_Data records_

>>

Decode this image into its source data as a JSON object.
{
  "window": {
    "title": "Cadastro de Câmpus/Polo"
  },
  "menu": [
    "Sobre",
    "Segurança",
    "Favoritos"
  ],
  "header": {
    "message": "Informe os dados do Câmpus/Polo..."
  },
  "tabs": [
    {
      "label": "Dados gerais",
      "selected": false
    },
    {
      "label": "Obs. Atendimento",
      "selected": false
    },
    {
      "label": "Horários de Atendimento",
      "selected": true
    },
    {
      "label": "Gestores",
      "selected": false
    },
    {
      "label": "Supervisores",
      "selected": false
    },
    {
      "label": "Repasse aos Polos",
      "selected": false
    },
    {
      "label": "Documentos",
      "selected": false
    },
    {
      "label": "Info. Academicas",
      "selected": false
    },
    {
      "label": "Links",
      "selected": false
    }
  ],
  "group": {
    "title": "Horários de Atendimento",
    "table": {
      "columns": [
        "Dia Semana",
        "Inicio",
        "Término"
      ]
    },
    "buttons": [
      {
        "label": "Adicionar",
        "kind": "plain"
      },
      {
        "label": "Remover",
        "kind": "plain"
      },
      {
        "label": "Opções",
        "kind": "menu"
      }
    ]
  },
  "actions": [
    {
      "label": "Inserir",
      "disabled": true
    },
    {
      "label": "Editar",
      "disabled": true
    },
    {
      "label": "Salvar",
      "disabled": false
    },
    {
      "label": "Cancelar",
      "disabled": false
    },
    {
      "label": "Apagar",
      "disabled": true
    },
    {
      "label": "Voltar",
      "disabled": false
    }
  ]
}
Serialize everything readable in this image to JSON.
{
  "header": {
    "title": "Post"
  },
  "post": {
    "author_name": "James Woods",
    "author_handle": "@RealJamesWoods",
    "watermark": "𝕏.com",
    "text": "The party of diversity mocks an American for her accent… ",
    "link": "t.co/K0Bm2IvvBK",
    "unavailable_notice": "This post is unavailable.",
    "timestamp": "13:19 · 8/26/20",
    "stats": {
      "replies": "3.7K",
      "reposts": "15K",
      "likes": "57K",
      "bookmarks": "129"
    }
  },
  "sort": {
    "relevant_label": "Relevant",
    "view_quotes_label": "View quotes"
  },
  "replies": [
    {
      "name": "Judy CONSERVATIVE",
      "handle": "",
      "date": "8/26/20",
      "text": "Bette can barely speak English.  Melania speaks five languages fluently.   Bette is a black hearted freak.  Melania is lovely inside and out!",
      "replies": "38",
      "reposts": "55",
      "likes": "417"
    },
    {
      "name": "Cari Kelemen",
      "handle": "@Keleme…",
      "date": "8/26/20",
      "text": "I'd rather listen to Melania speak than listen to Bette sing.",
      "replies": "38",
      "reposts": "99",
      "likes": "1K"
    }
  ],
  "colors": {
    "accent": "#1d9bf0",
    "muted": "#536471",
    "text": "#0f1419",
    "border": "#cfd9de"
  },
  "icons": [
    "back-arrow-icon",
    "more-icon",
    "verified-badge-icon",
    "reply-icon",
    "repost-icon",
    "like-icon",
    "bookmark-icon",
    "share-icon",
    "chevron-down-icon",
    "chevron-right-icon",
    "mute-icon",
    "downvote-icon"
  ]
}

<<

_What you will do_
Find every line that has "Atendimento" in it, then return those lines.

_Exercise solution_
      "label": "Obs. Atendimento",
      "label": "Horários de Atendimento",
    "title": "Horários de Atendimento",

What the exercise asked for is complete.